*** DATA ROWS ***

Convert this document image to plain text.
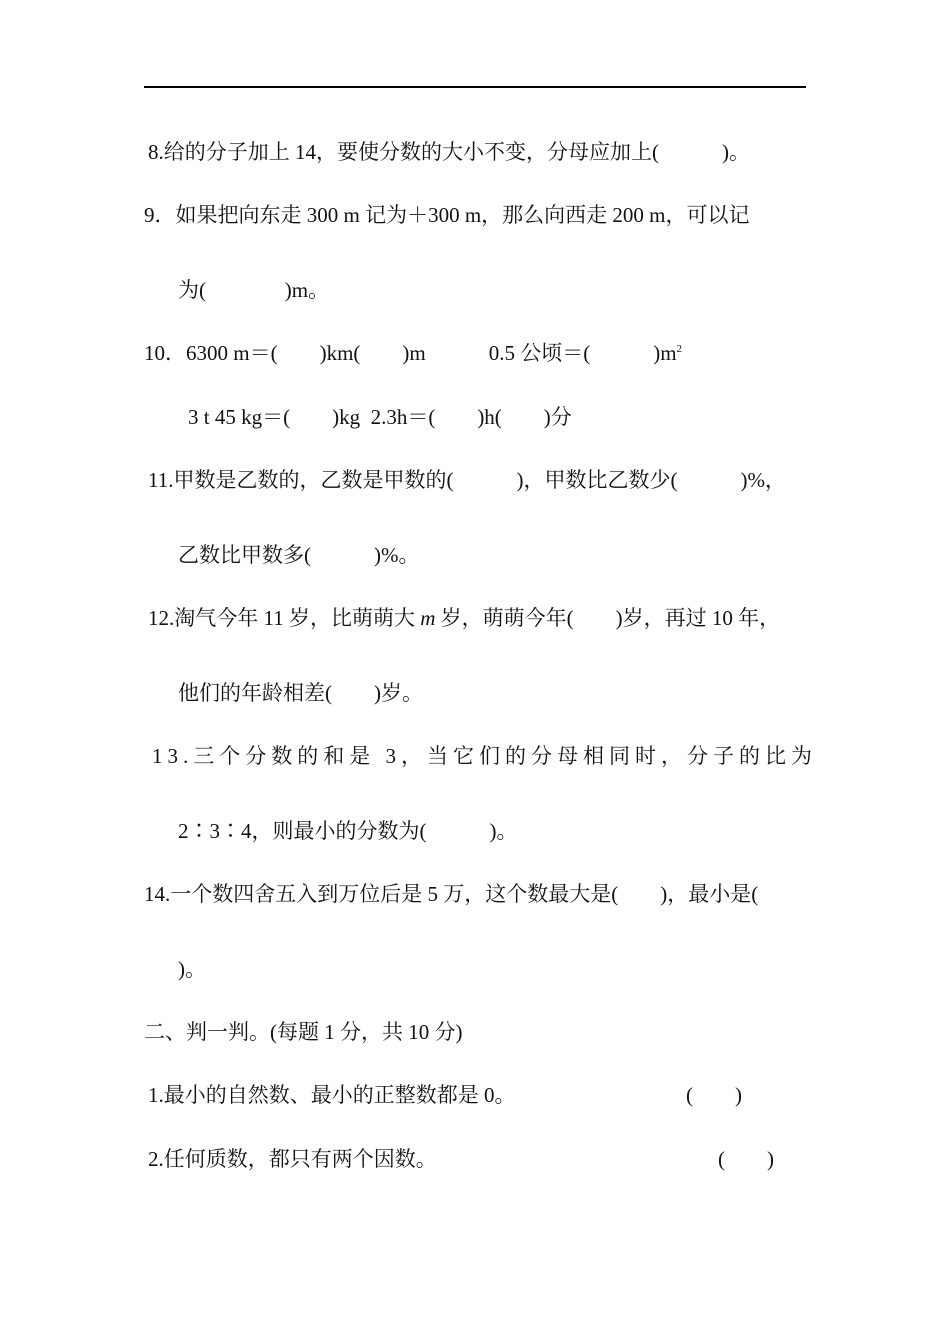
8.给的分子加上 14，要使分数的大小不变，分母应加上(            )。
9．如果把向东走 300 m 记为＋300 m，那么向西走 200 m，可以记
为(               )m。
10．6300 m＝(        )km(        )m            0.5 公顷＝(            )$m^2$
3 t 45 kg＝(        )kg  2.3h＝(        )h(        )分
11.甲数是乙数的，乙数是甲数的(            )，甲数比乙数少(            )%，
乙数比甲数多(            )%。
12.淘气今年 11 岁，比萌萌大 m 岁，萌萌今年(        )岁，再过 10 年，
他们的年龄相差(        )岁。
13.三个分数的和是 3，当它们的分母相同时，分子的比为
2∶3∶4，则最小的分数为(            )。
14.一个数四舍五入到万位后是 5 万，这个数最大是(        )，最小是(
)。
二、判一判。(每题 1 分，共 10 分)
1.最小的自然数、最小的正整数都是 0。	(        )
2.任何质数，都只有两个因数。	(        )
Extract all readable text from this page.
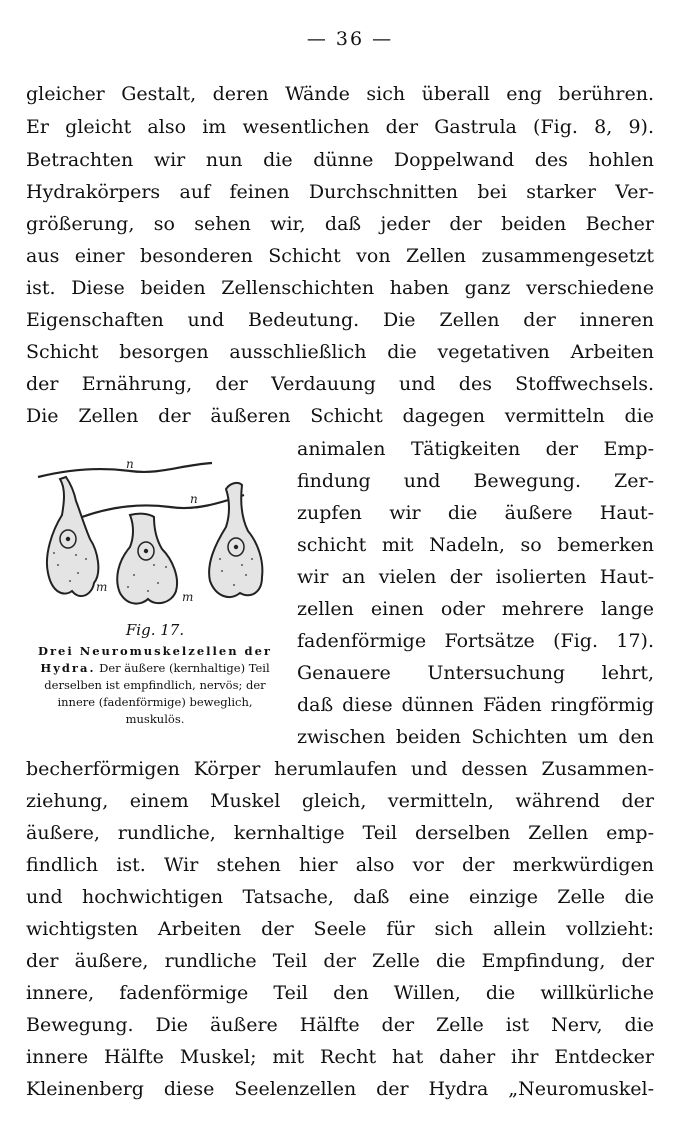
— 36 —
gleicher Gestalt, deren Wände sich überall eng berühren.
Er gleicht also im wesentlichen der Gastrula (Fig. 8, 9).
Betrachten wir nun die dünne Doppelwand des hohlen
Hydrakörpers auf feinen Durchschnitten bei starker Ver-
größerung, so sehen wir, daß jeder der beiden Becher
aus einer besonderen Schicht von Zellen zusammengesetzt
ist. Diese beiden Zellenschichten haben ganz verschiedene
Eigenschaften und Bedeutung. Die Zellen der inneren
Schicht besorgen ausschließlich die vegetativen Arbeiten
der Ernährung, der Verdauung und des Stoffwechsels.
Die Zellen der äußeren Schicht dagegen vermitteln die
animalen Tätigkeiten der Emp-
findung und Bewegung. Zer-
zupfen wir die äußere Haut-
schicht mit Nadeln, so bemerken
wir an vielen der isolierten Haut-
zellen einen oder mehrere lange
fadenförmige Fortsätze (Fig. 17).
Genauere Untersuchung lehrt,
daß diese dünnen Fäden ringförmig
zwischen beiden Schichten um den
n
n
m
m
Fig. 17.
Drei Neuromuskelzellen der Hydra. Der äußere (kernhaltige) Teil derselben ist empfindlich, nervös; der innere (fadenförmige) beweglich, muskulös.
becherförmigen Körper herumlaufen und dessen Zusammen-
ziehung, einem Muskel gleich, vermitteln, während der
äußere, rundliche, kernhaltige Teil derselben Zellen emp-
findlich ist. Wir stehen hier also vor der merkwürdigen
und hochwichtigen Tatsache, daß eine einzige Zelle die
wichtigsten Arbeiten der Seele für sich allein vollzieht:
der äußere, rundliche Teil der Zelle die Empfindung, der
innere, fadenförmige Teil den Willen, die willkürliche
Bewegung. Die äußere Hälfte der Zelle ist Nerv, die
innere Hälfte Muskel; mit Recht hat daher ihr Entdecker
Kleinenberg diese Seelenzellen der Hydra „Neuromuskel-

***

SHORT TASK: All the lines above are to be reproduced exactly, except the pictures.

CORRECT OUTPUT:
Convert this document image to plain text.
8.给的分子加上 14，要使分数的大小不变，分母应加上(            )。
9．如果把向东走 300 m 记为＋300 m，那么向西走 200 m，可以记
为(               )m。
10．6300 m＝(        )km(        )m            0.5 公顷＝(            )$m^2$
3 t 45 kg＝(        )kg  2.3h＝(        )h(        )分
11.甲数是乙数的，乙数是甲数的(            )，甲数比乙数少(            )%，
乙数比甲数多(            )%。
12.淘气今年 11 岁，比萌萌大 m 岁，萌萌今年(        )岁，再过 10 年，
他们的年龄相差(        )岁。
13.三个分数的和是 3，当它们的分母相同时，分子的比为
2∶3∶4，则最小的分数为(            )。
14.一个数四舍五入到万位后是 5 万，这个数最大是(        )，最小是(
)。
二、判一判。(每题 1 分，共 10 分)
1.最小的自然数、最小的正整数都是 0。	(        )
2.任何质数，都只有两个因数。	(        )
Extract all readable text from this page.
— 36 —
gleicher Gestalt, deren Wände sich überall eng berühren.
Er gleicht also im wesentlichen der Gastrula (Fig. 8, 9).
Betrachten wir nun die dünne Doppelwand des hohlen
Hydrakörpers auf feinen Durchschnitten bei starker Ver-
größerung, so sehen wir, daß jeder der beiden Becher
aus einer besonderen Schicht von Zellen zusammengesetzt
ist. Diese beiden Zellenschichten haben ganz verschiedene
Eigenschaften und Bedeutung. Die Zellen der inneren
Schicht besorgen ausschließlich die vegetativen Arbeiten
der Ernährung, der Verdauung und des Stoffwechsels.
Die Zellen der äußeren Schicht dagegen vermitteln die
animalen Tätigkeiten der Emp-
findung und Bewegung. Zer-
zupfen wir die äußere Haut-
schicht mit Nadeln, so bemerken
wir an vielen der isolierten Haut-
zellen einen oder mehrere lange
fadenförmige Fortsätze (Fig. 17).
Genauere Untersuchung lehrt,
daß diese dünnen Fäden ringförmig
zwischen beiden Schichten um den
n
n
m
m
Fig. 17.
Drei Neuromuskelzellen der Hydra. Der äußere (kernhaltige) Teil derselben ist empfindlich, nervös; der innere (fadenförmige) beweglich, muskulös.
becherförmigen Körper herumlaufen und dessen Zusammen-
ziehung, einem Muskel gleich, vermitteln, während der
äußere, rundliche, kernhaltige Teil derselben Zellen emp-
findlich ist. Wir stehen hier also vor der merkwürdigen
und hochwichtigen Tatsache, daß eine einzige Zelle die
wichtigsten Arbeiten der Seele für sich allein vollzieht:
der äußere, rundliche Teil der Zelle die Empfindung, der
innere, fadenförmige Teil den Willen, die willkürliche
Bewegung. Die äußere Hälfte der Zelle ist Nerv, die
innere Hälfte Muskel; mit Recht hat daher ihr Entdecker
Kleinenberg diese Seelenzellen der Hydra „Neuromuskel-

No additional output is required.